▸ GOAL:
From the listing below, extract every line in which the word "Theropoda" appears.

▸ DATA LINES:
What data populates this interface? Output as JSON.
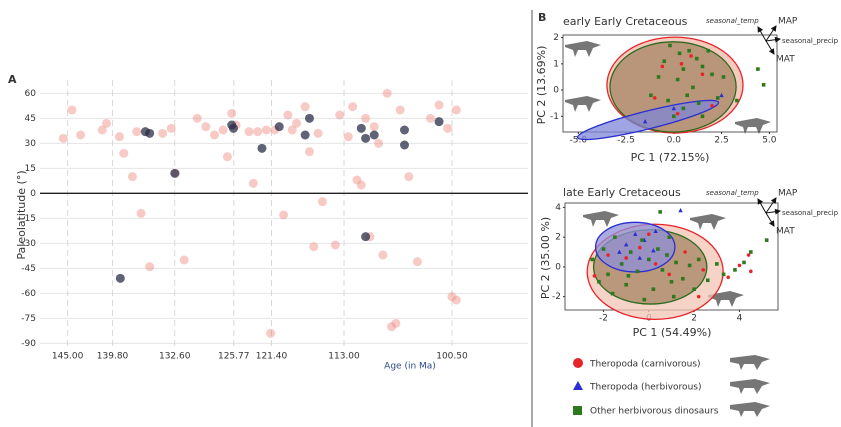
{
  "panels": [
    "A",
    "B"
  ],
  "chart_data": [
    {
      "type": "scatter",
      "ylabel": "Paleolatitude (°)",
      "xlabel": "Age (in Ma)",
      "xlim": [
        148.2,
        91.7
      ],
      "ylim": [
        -94,
        68
      ],
      "grid": true,
      "zero_line": true,
      "xticks": [
        {
          "value": 145,
          "label": "145.00"
        },
        {
          "value": 139.8,
          "label": "139.80"
        },
        {
          "value": 132.6,
          "label": "132.60"
        },
        125.77,
        {
          "value": 121.4,
          "label": "121.40"
        },
        {
          "value": 113,
          "label": "113.00"
        },
        {
          "value": 100.5,
          "label": "100.50"
        }
      ],
      "yticks": [
        60,
        45,
        30,
        15,
        0,
        -15,
        -30,
        -45,
        -60,
        -75,
        -90
      ],
      "series": [
        {
          "color": "#f08a80",
          "marker": "circle",
          "x": [
            144.5,
            145.5,
            143.5,
            141,
            140.5,
            139,
            138.5,
            137.5,
            137,
            136.5,
            135.5,
            134,
            133,
            132.5,
            131.5,
            130,
            129,
            128,
            127,
            126.5,
            126,
            125.5,
            124,
            123.5,
            123,
            122,
            121.5,
            121,
            120,
            119.5,
            119,
            118.5,
            117.5,
            117,
            116.5,
            116,
            115.5,
            114,
            113.5,
            112.5,
            112,
            111.5,
            111,
            110.5,
            110,
            109.5,
            109,
            108.5,
            108,
            107.5,
            107,
            106.5,
            105.5,
            104.5,
            103,
            102,
            101,
            100.5,
            100,
            100
          ],
          "values": [
            50,
            33,
            35,
            38,
            42,
            34,
            24,
            10,
            37,
            -12,
            -44,
            36,
            39,
            12,
            -40,
            45,
            40,
            35,
            38,
            22,
            48,
            41,
            37,
            6,
            37,
            38,
            -84,
            38,
            -13,
            47,
            38,
            42,
            52,
            25,
            -32,
            36,
            -5,
            -31,
            47,
            34,
            52,
            8,
            5,
            45,
            -26,
            40,
            30,
            -37,
            60,
            -80,
            -78,
            50,
            10,
            -41,
            45,
            53,
            39,
            -62,
            -64,
            50
          ]
        },
        {
          "color": "#2b2d48",
          "marker": "circle",
          "x": [
            138.9,
            136,
            135.5,
            132.6,
            126,
            125.8,
            122.5,
            120.5,
            117.5,
            117,
            111,
            110.5,
            110.5,
            109.5,
            106,
            106,
            102
          ],
          "values": [
            -51,
            37,
            36,
            12,
            41,
            39,
            27,
            40,
            35,
            45,
            39,
            -26,
            33,
            35,
            38,
            29,
            43
          ]
        }
      ]
    },
    {
      "type": "pca",
      "title": "early Early Cretaceous",
      "xlabel": "PC 1 (72.15%)",
      "ylabel": "PC 2 (13.69%)",
      "xlim": [
        -5.8,
        5.4
      ],
      "ylim": [
        -1.6,
        2.1
      ],
      "xticks": [
        {
          "value": -5,
          "label": "-5.0"
        },
        -2.5,
        {
          "value": 0,
          "label": "0.0"
        },
        2.5,
        {
          "value": 5,
          "label": "5.0"
        }
      ],
      "yticks": [
        -1,
        0,
        1,
        2
      ],
      "loadings": [
        "seasonal_temp",
        "MAP",
        "seasonal_precip",
        "MAT"
      ],
      "ellipses": [
        {
          "color": "#e8242a",
          "fill": "#f2b8a8",
          "cx": 0.06,
          "cy": 0.19,
          "rx": 3.56,
          "ry": 1.83,
          "angle": 0
        },
        {
          "color": "#2d6a1e",
          "fill": "#a48462",
          "cx": -0.04,
          "cy": 0.12,
          "rx": 3.3,
          "ry": 1.72,
          "angle": 0
        },
        {
          "color": "#2a2fd0",
          "fill": "#7f86d8",
          "cx": -1.35,
          "cy": -1.14,
          "rx": 3.8,
          "ry": 0.34,
          "angle": -14
        }
      ],
      "series": [
        {
          "name": "Theropoda (carnivorous)",
          "color": "#e8242a",
          "marker": "circle",
          "x": [
            -0.6,
            0.4,
            1.5,
            -1.0,
            0.2,
            2.0,
            0.9
          ],
          "values": [
            0.9,
            1.0,
            0.6,
            -0.3,
            -0.9,
            -0.6,
            1.3
          ]
        },
        {
          "name": "Theropoda (herbivorous)",
          "color": "#2a2fd0",
          "marker": "triangle",
          "x": [
            -1.5,
            0.0,
            2.5
          ],
          "values": [
            -1.2,
            -0.7,
            -0.2
          ]
        },
        {
          "name": "Other herbivorous dinosaurs",
          "color": "#2d7a1e",
          "marker": "square",
          "x": [
            -0.5,
            0.3,
            0.8,
            1.2,
            0.5,
            1.5,
            2.0,
            -0.8,
            0.2,
            1.0,
            2.6,
            -1.2,
            -0.3,
            0.5,
            1.3,
            2.3,
            0.0,
            1.5,
            3.3,
            4.4,
            4.7,
            -0.2,
            1.8,
            0.7
          ],
          "values": [
            1.1,
            1.4,
            1.5,
            1.2,
            0.8,
            0.9,
            0.6,
            0.5,
            0.4,
            0.1,
            0.5,
            -0.2,
            -0.4,
            -0.7,
            -0.5,
            -0.3,
            -1.0,
            -1.0,
            -0.4,
            0.8,
            0.2,
            1.7,
            1.5,
            -0.2
          ]
        }
      ]
    },
    {
      "type": "pca",
      "title": "late Early Cretaceous",
      "xlabel": "PC 1 (54.49%)",
      "ylabel": "PC 2 (35.00 %)",
      "xlim": [
        -3.7,
        5.7
      ],
      "ylim": [
        -2.9,
        4.3
      ],
      "xticks": [
        -2,
        0,
        2,
        4
      ],
      "yticks": [
        -2,
        0,
        2,
        4
      ],
      "loadings": [
        "seasonal_temp",
        "MAP",
        "seasonal_precip",
        "MAT"
      ],
      "ellipses": [
        {
          "color": "#e8242a",
          "fill": "#f2c4b4",
          "cx": 0.28,
          "cy": -0.33,
          "rx": 3.0,
          "ry": 3.2,
          "angle": 0
        },
        {
          "color": "#2d6a1e",
          "fill": "#a48462",
          "cx": 0.06,
          "cy": 0,
          "rx": 2.5,
          "ry": 2.5,
          "angle": 0
        },
        {
          "color": "#2a2fd0",
          "fill": "#8f8fd8",
          "cx": -0.6,
          "cy": 1.33,
          "rx": 1.75,
          "ry": 1.67,
          "angle": 0
        }
      ],
      "series": [
        {
          "color": "#e8242a",
          "marker": "circle",
          "x": [
            -1.8,
            -1,
            -0.4,
            0.3,
            0.9,
            1.6,
            2.4,
            3.5,
            4,
            4.5,
            4.4,
            -2.4,
            0,
            2.2
          ],
          "values": [
            0.8,
            0.6,
            1.3,
            0.2,
            -0.5,
            1,
            -0.2,
            -0.7,
            0.1,
            -0.3,
            0.8,
            -0.6,
            2.2,
            -2
          ]
        },
        {
          "color": "#2a2fd0",
          "marker": "triangle",
          "x": [
            -1,
            -0.6,
            -0.2,
            0.3,
            -1.3,
            0.2,
            -0.4,
            1.4
          ],
          "values": [
            1.5,
            2.2,
            1.8,
            2.4,
            1,
            1.1,
            0.6,
            3.8
          ]
        },
        {
          "color": "#2d7a1e",
          "marker": "square",
          "x": [
            -2.5,
            -2,
            -1.8,
            -1.5,
            -1.2,
            -1,
            -0.8,
            -0.5,
            -0.3,
            0,
            0.2,
            0.4,
            0.6,
            0.8,
            1,
            1.2,
            1.5,
            1.8,
            2,
            2.2,
            0.5,
            3.3,
            3.8,
            4.2,
            4.5,
            5.2,
            -1.6,
            -0.2,
            1.1,
            -2.2,
            0.9,
            -0.9,
            2.6,
            3.0
          ],
          "values": [
            0.5,
            1.2,
            -0.5,
            2,
            0.2,
            -1.2,
            1,
            -0.3,
            1.8,
            0.5,
            -1.5,
            1.2,
            -0.2,
            0.8,
            -1,
            0.3,
            -0.8,
            0.1,
            -1.5,
            0.5,
            3.7,
            -0.5,
            -0.2,
            0.3,
            1,
            1.8,
            -1.8,
            -2.2,
            -2,
            -1,
            2,
            -0.6,
            -0.9,
            0.2
          ]
        }
      ]
    }
  ]
}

▸ SOLUTION FOR THIS TASK:
          "name": "Theropoda (carnivorous)",
          "name": "Theropoda (herbivorous)",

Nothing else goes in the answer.